(Part of a data file)

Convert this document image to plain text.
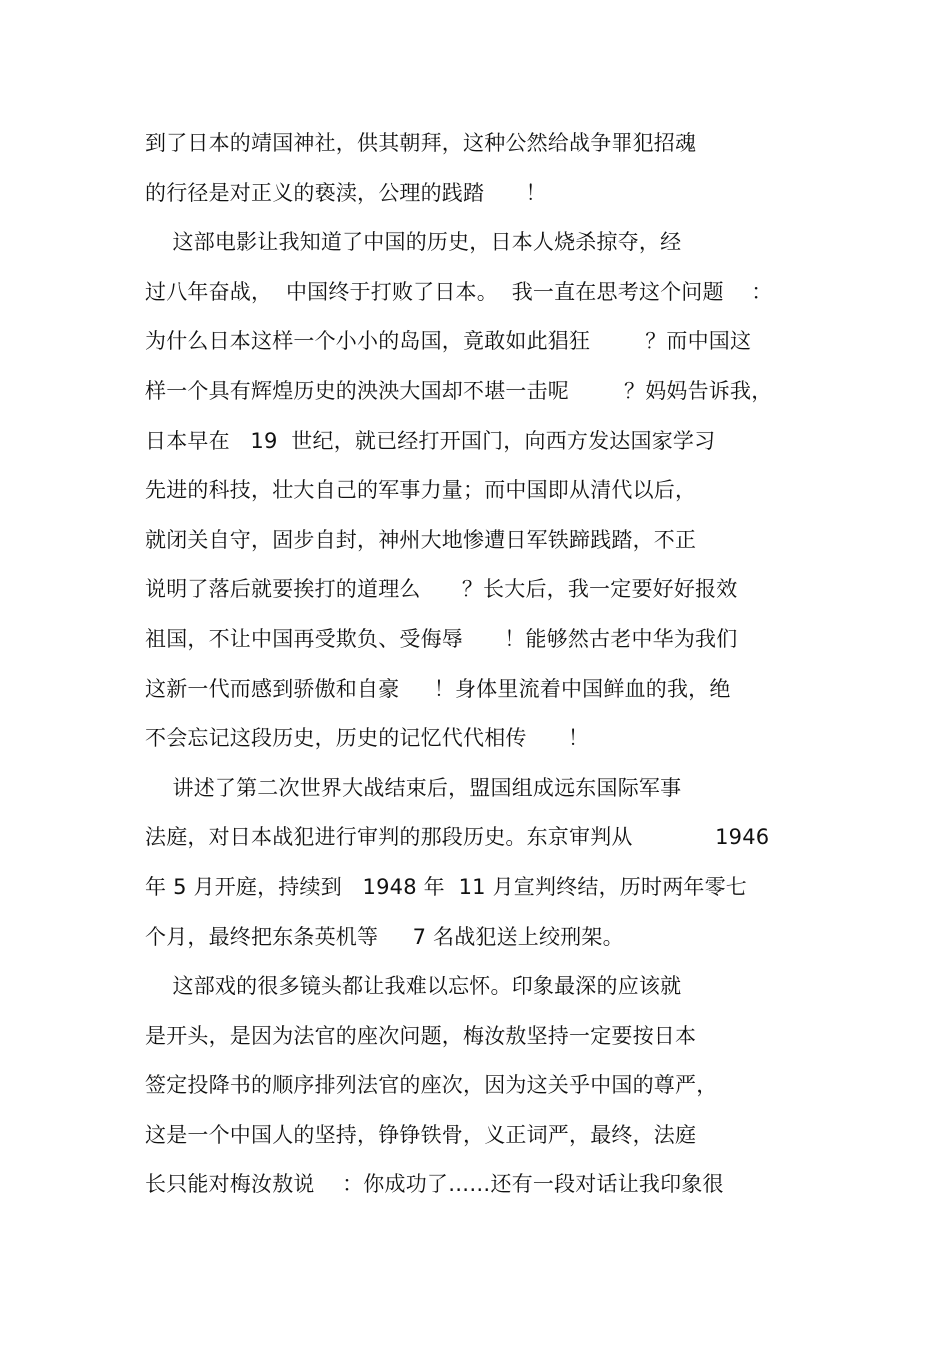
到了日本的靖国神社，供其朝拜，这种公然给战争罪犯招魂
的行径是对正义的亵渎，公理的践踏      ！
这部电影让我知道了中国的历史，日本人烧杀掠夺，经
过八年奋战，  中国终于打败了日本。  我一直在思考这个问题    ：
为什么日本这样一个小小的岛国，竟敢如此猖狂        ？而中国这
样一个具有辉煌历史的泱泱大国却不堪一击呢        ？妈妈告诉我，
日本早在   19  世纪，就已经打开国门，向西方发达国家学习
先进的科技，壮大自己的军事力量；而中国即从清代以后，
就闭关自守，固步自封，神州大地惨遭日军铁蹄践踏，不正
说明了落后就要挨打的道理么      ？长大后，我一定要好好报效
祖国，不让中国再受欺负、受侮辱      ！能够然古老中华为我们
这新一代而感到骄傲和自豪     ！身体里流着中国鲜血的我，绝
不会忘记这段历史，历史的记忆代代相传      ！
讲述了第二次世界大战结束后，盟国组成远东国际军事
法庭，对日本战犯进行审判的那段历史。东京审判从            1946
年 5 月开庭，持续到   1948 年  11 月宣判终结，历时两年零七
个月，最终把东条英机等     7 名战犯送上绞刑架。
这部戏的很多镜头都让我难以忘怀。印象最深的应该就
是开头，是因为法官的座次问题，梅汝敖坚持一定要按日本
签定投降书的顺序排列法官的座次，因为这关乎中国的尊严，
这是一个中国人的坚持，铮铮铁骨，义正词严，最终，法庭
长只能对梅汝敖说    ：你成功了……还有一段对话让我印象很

* Work required *
Would you mind returning each entry above word for word, skipping the images?

* Output below *
Convert this document image to plain text.
到了日本的靖国神社，供其朝拜，这种公然给战争罪犯招魂
的行径是对正义的亵渎，公理的践踏      ！
这部电影让我知道了中国的历史，日本人烧杀掠夺，经
过八年奋战，  中国终于打败了日本。  我一直在思考这个问题    ：
为什么日本这样一个小小的岛国，竟敢如此猖狂        ？而中国这
样一个具有辉煌历史的泱泱大国却不堪一击呢        ？妈妈告诉我，
日本早在   19  世纪，就已经打开国门，向西方发达国家学习
先进的科技，壮大自己的军事力量；而中国即从清代以后，
就闭关自守，固步自封，神州大地惨遭日军铁蹄践踏，不正
说明了落后就要挨打的道理么      ？长大后，我一定要好好报效
祖国，不让中国再受欺负、受侮辱      ！能够然古老中华为我们
这新一代而感到骄傲和自豪     ！身体里流着中国鲜血的我，绝
不会忘记这段历史，历史的记忆代代相传      ！
讲述了第二次世界大战结束后，盟国组成远东国际军事
法庭，对日本战犯进行审判的那段历史。东京审判从            1946
年 5 月开庭，持续到   1948 年  11 月宣判终结，历时两年零七
个月，最终把东条英机等     7 名战犯送上绞刑架。
这部戏的很多镜头都让我难以忘怀。印象最深的应该就
是开头，是因为法官的座次问题，梅汝敖坚持一定要按日本
签定投降书的顺序排列法官的座次，因为这关乎中国的尊严，
这是一个中国人的坚持，铮铮铁骨，义正词严，最终，法庭
长只能对梅汝敖说    ：你成功了……还有一段对话让我印象很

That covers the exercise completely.